Problem details
Reproduce all the material exactly, minus any pictures it holds.

(Dataset items)

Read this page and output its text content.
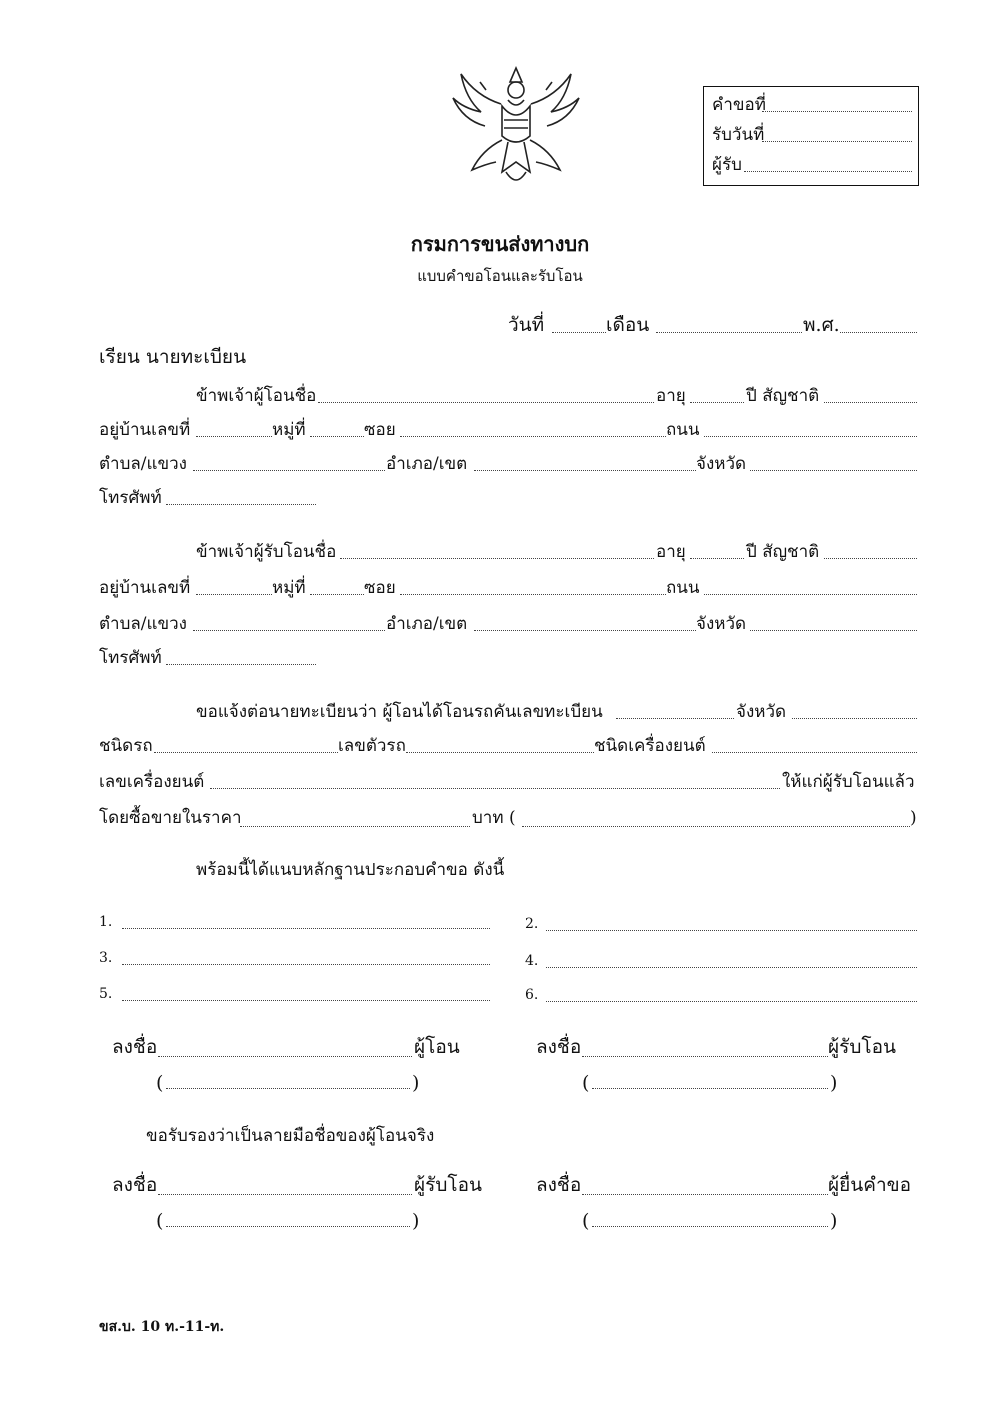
คำขอที่
รับวันที่
ผู้รับ
กรมการขนส่งทางบก
แบบคำขอโอนและรับโอน
วันที่	เดือน	พ.ศ.
เรียน นายทะเบียน
ข้าพเจ้าผู้โอนชื่อ	อายุ	ปี สัญชาติ
อยู่บ้านเลขที่	หมู่ที่	ซอย	ถนน
ตำบล/แขวง	อำเภอ/เขต	จังหวัด
โทรศัพท์
ข้าพเจ้าผู้รับโอนชื่อ	อายุ	ปี สัญชาติ
อยู่บ้านเลขที่	หมู่ที่	ซอย	ถนน
ตำบล/แขวง	อำเภอ/เขต	จังหวัด
โทรศัพท์
ขอแจ้งต่อนายทะเบียนว่า ผู้โอนได้โอนรถคันเลขทะเบียน	จังหวัด
ชนิดรถ	เลขตัวรถ	ชนิดเครื่องยนต์
เลขเครื่องยนต์	ให้แก่ผู้รับโอนแล้ว
โดยซื้อขายในราคา	บาท (	)
พร้อมนี้ได้แนบหลักฐานประกอบคำขอ ดังนี้
1.	2.
3.	4.
5.	6.
ลงชื่อ	ผู้โอน	ลงชื่อ	ผู้รับโอน
(	)	(	)
ขอรับรองว่าเป็นลายมือชื่อของผู้โอนจริง
ลงชื่อ	ผู้รับโอน	ลงชื่อ	ผู้ยื่นคำขอ
(	)	(	)
ขส.บ. 10 ท.-11-ท.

Output for this exercise
Read this page and output its text content.
คำขอที่
รับวันที่
ผู้รับ
กรมการขนส่งทางบก
แบบคำขอโอนและรับโอน
วันที่	เดือน	พ.ศ.
เรียน นายทะเบียน
ข้าพเจ้าผู้โอนชื่อ	อายุ	ปี สัญชาติ
อยู่บ้านเลขที่	หมู่ที่	ซอย	ถนน
ตำบล/แขวง	อำเภอ/เขต	จังหวัด
โทรศัพท์
ข้าพเจ้าผู้รับโอนชื่อ	อายุ	ปี สัญชาติ
อยู่บ้านเลขที่	หมู่ที่	ซอย	ถนน
ตำบล/แขวง	อำเภอ/เขต	จังหวัด
โทรศัพท์
ขอแจ้งต่อนายทะเบียนว่า ผู้โอนได้โอนรถคันเลขทะเบียน	จังหวัด
ชนิดรถ	เลขตัวรถ	ชนิดเครื่องยนต์
เลขเครื่องยนต์	ให้แก่ผู้รับโอนแล้ว
โดยซื้อขายในราคา	บาท (	)
พร้อมนี้ได้แนบหลักฐานประกอบคำขอ ดังนี้
1.	2.
3.	4.
5.	6.
ลงชื่อ	ผู้โอน	ลงชื่อ	ผู้รับโอน
(	)	(	)
ขอรับรองว่าเป็นลายมือชื่อของผู้โอนจริง
ลงชื่อ	ผู้รับโอน	ลงชื่อ	ผู้ยื่นคำขอ
(	)	(	)
ขส.บ. 10 ท.-11-ท.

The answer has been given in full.